- _GIVEN EXERCISE_
Nothing in the data should change when you return it, but leave the pictures out.

- _RECORDS FOR PROCESSING_

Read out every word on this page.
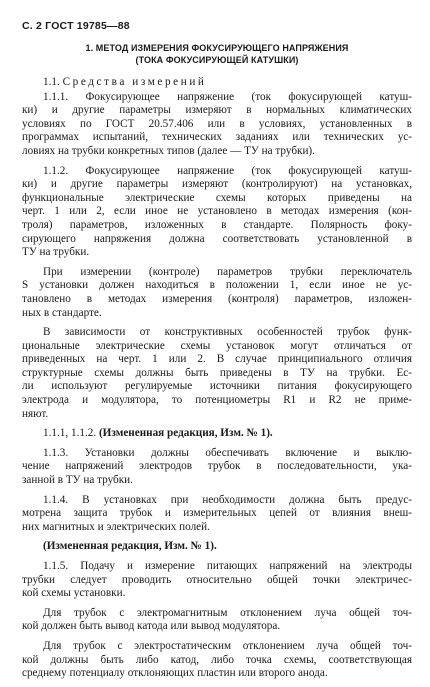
С. 2 ГОСТ 19785—88
1. МЕТОД ИЗМЕРЕНИЯ ФОКУСИРУЮЩЕГО НАПРЯЖЕНИЯ
(ТОКА ФОКУСИРУЮЩЕЙ КАТУШКИ)
1.1. Средства измерений
1.1.1. Фокусирующее напряжение (ток фокусирующей катуш-
ки) и другие параметры измеряют в нормальных климатических
условиях по ГОСТ 20.57.406 или в условиях, установленных в
программах испытаний, технических заданиях или технических ус-
ловиях на трубки конкретных типов (далее — ТУ на трубки).
1.1.2. Фокусирующее напряжение (ток фокусирующей катуш-
ки) и другие параметры измеряют (контролируют) на установках,
функциональные электрические схемы которых приведены на
черт. 1 или 2, если иное не установлено в методах измерения (кон-
троля) параметров, изложенных в стандарте. Полярность фоку-
сирующего напряжения должна соответствовать установленной в
ТУ на трубки.
При измерении (контроле) параметров трубки переключатель
S установки должен находиться в положении 1, если иное не ус-
тановлено в методах измерения (контроля) параметров, изложен-
ных в стандарте.
В зависимости от конструктивных особенностей трубок функ-
циональные электрические схемы установок могут отличаться от
приведенных на черт. 1 или 2. В случае принципиального отличия
структурные схемы должны быть приведены в ТУ на трубки. Ес-
ли используют регулируемые источники питания фокусирующего
электрода и модулятора, то потенциометры R1 и R2 не приме-
няют.
1.1.1, 1.1.2. (Измененная редакция, Изм. № 1).
1.1.3. Установки должны обеспечивать включение и выклю-
чение напряжений электродов трубок в последовательности, ука-
занной в ТУ на трубки.
1.1.4. В установках при необходимости должна быть предус-
мотрена защита трубок и измерительных цепей от влияния внеш-
них магнитных и электрических полей.
(Измененная редакция, Изм. № 1).
1.1.5. Подачу и измерение питающих напряжений на электроды
трубки следует проводить относительно общей точки электричес-
кой схемы установки.
Для трубок с электромагнитным отклонением луча общей точ-
кой должен быть вывод катода или вывод модулятора.
Для трубок с электростатическим отклонением луча общей точ-
кой должны быть либо катод, либо точка схемы, соответствующая
среднему потенциалу отклоняющих пластин или второго анода.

- _RESULT FOR THIS EXERCISE_
Read out every word on this page.
С. 2 ГОСТ 19785—88
1. МЕТОД ИЗМЕРЕНИЯ ФОКУСИРУЮЩЕГО НАПРЯЖЕНИЯ
(ТОКА ФОКУСИРУЮЩЕЙ КАТУШКИ)
1.1. Средства измерений
1.1.1. Фокусирующее напряжение (ток фокусирующей катуш-
ки) и другие параметры измеряют в нормальных климатических
условиях по ГОСТ 20.57.406 или в условиях, установленных в
программах испытаний, технических заданиях или технических ус-
ловиях на трубки конкретных типов (далее — ТУ на трубки).
1.1.2. Фокусирующее напряжение (ток фокусирующей катуш-
ки) и другие параметры измеряют (контролируют) на установках,
функциональные электрические схемы которых приведены на
черт. 1 или 2, если иное не установлено в методах измерения (кон-
троля) параметров, изложенных в стандарте. Полярность фоку-
сирующего напряжения должна соответствовать установленной в
ТУ на трубки.
При измерении (контроле) параметров трубки переключатель
S установки должен находиться в положении 1, если иное не ус-
тановлено в методах измерения (контроля) параметров, изложен-
ных в стандарте.
В зависимости от конструктивных особенностей трубок функ-
циональные электрические схемы установок могут отличаться от
приведенных на черт. 1 или 2. В случае принципиального отличия
структурные схемы должны быть приведены в ТУ на трубки. Ес-
ли используют регулируемые источники питания фокусирующего
электрода и модулятора, то потенциометры R1 и R2 не приме-
няют.
1.1.1, 1.1.2. (Измененная редакция, Изм. № 1).
1.1.3. Установки должны обеспечивать включение и выклю-
чение напряжений электродов трубок в последовательности, ука-
занной в ТУ на трубки.
1.1.4. В установках при необходимости должна быть предус-
мотрена защита трубок и измерительных цепей от влияния внеш-
них магнитных и электрических полей.
(Измененная редакция, Изм. № 1).
1.1.5. Подачу и измерение питающих напряжений на электроды
трубки следует проводить относительно общей точки электричес-
кой схемы установки.
Для трубок с электромагнитным отклонением луча общей точ-
кой должен быть вывод катода или вывод модулятора.
Для трубок с электростатическим отклонением луча общей точ-
кой должны быть либо катод, либо точка схемы, соответствующая
среднему потенциалу отклоняющих пластин или второго анода.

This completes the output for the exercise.